#### Objective:
All entries must be repeated exactly; do not include the pictures.

——————————

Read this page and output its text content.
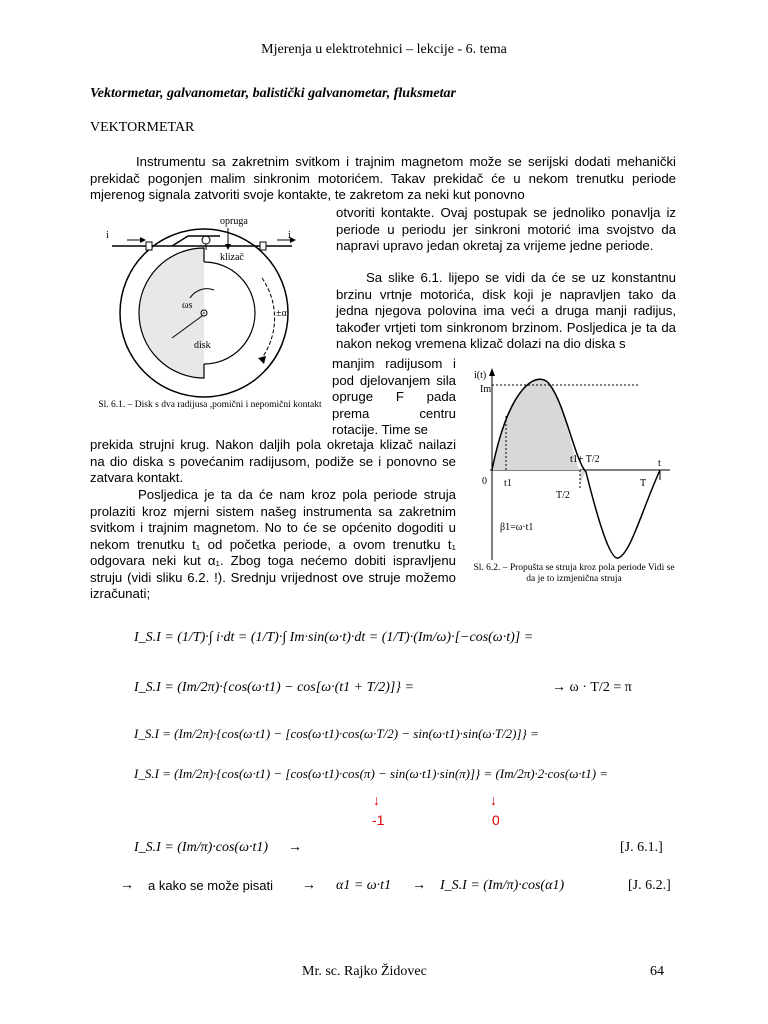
Mjerenja u elektrotehnici – lekcije - 6. tema
Vektormetar, galvanometar, balistički galvanometar, fluksmetar
VEKTORMETAR
Instrumentu sa zakretnim svitkom i trajnim magnetom može se serijski dodati mehanički prekidač pogonjen malim sinkronim motorićem. Takav prekidač će u nekom trenutku periode mjerenog signala zatvoriti svoje kontakte, te zakretom za neki kut ponovno
otvoriti kontakte. Ovaj postupak se jednoliko ponavlja iz periode u periodu jer sinkroni motorić ima svojstvo da napravi upravo jedan okretaj za vrijeme jedne periode.
Sa slike 6.1. lijepo se vidi da će se uz konstantnu brzinu vrtnje motorića, disk koji je napravljen tako da jedna njegova polovina ima veći a druga manji radijus, također vrtjeti tom sinkronom brzinom. Posljedica je ta da nakon nekog vremena klizač dolazi na dio diska s
manjim radijusom i pod djelovanjem sila opruge F pada prema centru rotacije. Time se
prekida strujni krug. Nakon daljih pola okretaja klizač nailazi na dio diska s povećanim radijusom, podiže se i ponovno se zatvara kontakt.
Posljedica je ta da će nam kroz pola periode struja prolaziti kroz mjerni sistem našeg instrumenta sa zakretnim svitkom i trajnim magnetom. No to će se općenito dogoditi u nekom trenutku t₁ od početka periode, a ovom trenutku t₁ odgovara neki kut α₁. Zbog toga nećemo dobiti ispravljenu struju (vidi sliku 6.2. !). Srednju vrijednost ove struje možemo izračunati;
i	i
opruga
klizač
disk
ωs
±α
Sl. 6.1. – Disk s dva radijusa ,pomični i nepomični kontakt
i(t)
Im
t
0 t1	T
t1+ T/2
T/2
β1=ω·t1
Sl. 6.2. – Propušta se struja kroz pola periode Vidi se da je to izmjenična struja
I_S.I = (1/T)·∫ i·dt = (1/T)·∫ Im·sin(ω·t)·dt = (1/T)·(Im/ω)·[−cos(ω·t)] =
I_S.I = (Im/2π)·{cos(ω·t1) − cos[ω·(t1 + T/2)]} =	→ ω · T/2 = π
I_S.I = (Im/2π)·{cos(ω·t1) − [cos(ω·t1)·cos(ω·T/2) − sin(ω·t1)·sin(ω·T/2)]} =
I_S.I = (Im/2π)·{cos(ω·t1) − [cos(ω·t1)·cos(π) − sin(ω·t1)·sin(π)]} = (Im/2π)·2·cos(ω·t1) =
↓	↓
-1	0
I_S.I = (Im/π)·cos(ω·t1) →	[J. 6.1.]
→ a kako se može pisati → α1 = ω·t1 → I_S.I = (Im/π)·cos(α1)	[J. 6.2.]
Mr. sc. Rajko Židovec	64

——————————

#### Final result:
Read this page and output its text content.
Mjerenja u elektrotehnici – lekcije - 6. tema
Vektormetar, galvanometar, balistički galvanometar, fluksmetar
VEKTORMETAR
Instrumentu sa zakretnim svitkom i trajnim magnetom može se serijski dodati mehanički prekidač pogonjen malim sinkronim motorićem. Takav prekidač će u nekom trenutku periode mjerenog signala zatvoriti svoje kontakte, te zakretom za neki kut ponovno
otvoriti kontakte. Ovaj postupak se jednoliko ponavlja iz periode u periodu jer sinkroni motorić ima svojstvo da napravi upravo jedan okretaj za vrijeme jedne periode.
Sa slike 6.1. lijepo se vidi da će se uz konstantnu brzinu vrtnje motorića, disk koji je napravljen tako da jedna njegova polovina ima veći a druga manji radijus, također vrtjeti tom sinkronom brzinom. Posljedica je ta da nakon nekog vremena klizač dolazi na dio diska s
manjim radijusom i pod djelovanjem sila opruge F pada prema centru rotacije. Time se
prekida strujni krug. Nakon daljih pola okretaja klizač nailazi na dio diska s povećanim radijusom, podiže se i ponovno se zatvara kontakt.
Posljedica je ta da će nam kroz pola periode struja prolaziti kroz mjerni sistem našeg instrumenta sa zakretnim svitkom i trajnim magnetom. No to će se općenito dogoditi u nekom trenutku t₁ od početka periode, a ovom trenutku t₁ odgovara neki kut α₁. Zbog toga nećemo dobiti ispravljenu struju (vidi sliku 6.2. !). Srednju vrijednost ove struje možemo izračunati;
i	i
opruga
klizač
disk
ωs
±α
Sl. 6.1. – Disk s dva radijusa ,pomični i nepomični kontakt
i(t)
Im
t
0 t1	T
t1+ T/2
T/2
β1=ω·t1
Sl. 6.2. – Propušta se struja kroz pola periode Vidi se da je to izmjenična struja
I_S.I = (1/T)·∫ i·dt = (1/T)·∫ Im·sin(ω·t)·dt = (1/T)·(Im/ω)·[−cos(ω·t)] =
I_S.I = (Im/2π)·{cos(ω·t1) − cos[ω·(t1 + T/2)]} =	→ ω · T/2 = π
I_S.I = (Im/2π)·{cos(ω·t1) − [cos(ω·t1)·cos(ω·T/2) − sin(ω·t1)·sin(ω·T/2)]} =
I_S.I = (Im/2π)·{cos(ω·t1) − [cos(ω·t1)·cos(π) − sin(ω·t1)·sin(π)]} = (Im/2π)·2·cos(ω·t1) =
↓	↓
-1	0
I_S.I = (Im/π)·cos(ω·t1) →	[J. 6.1.]
→ a kako se može pisati → α1 = ω·t1 → I_S.I = (Im/π)·cos(α1)	[J. 6.2.]
Mr. sc. Rajko Židovec	64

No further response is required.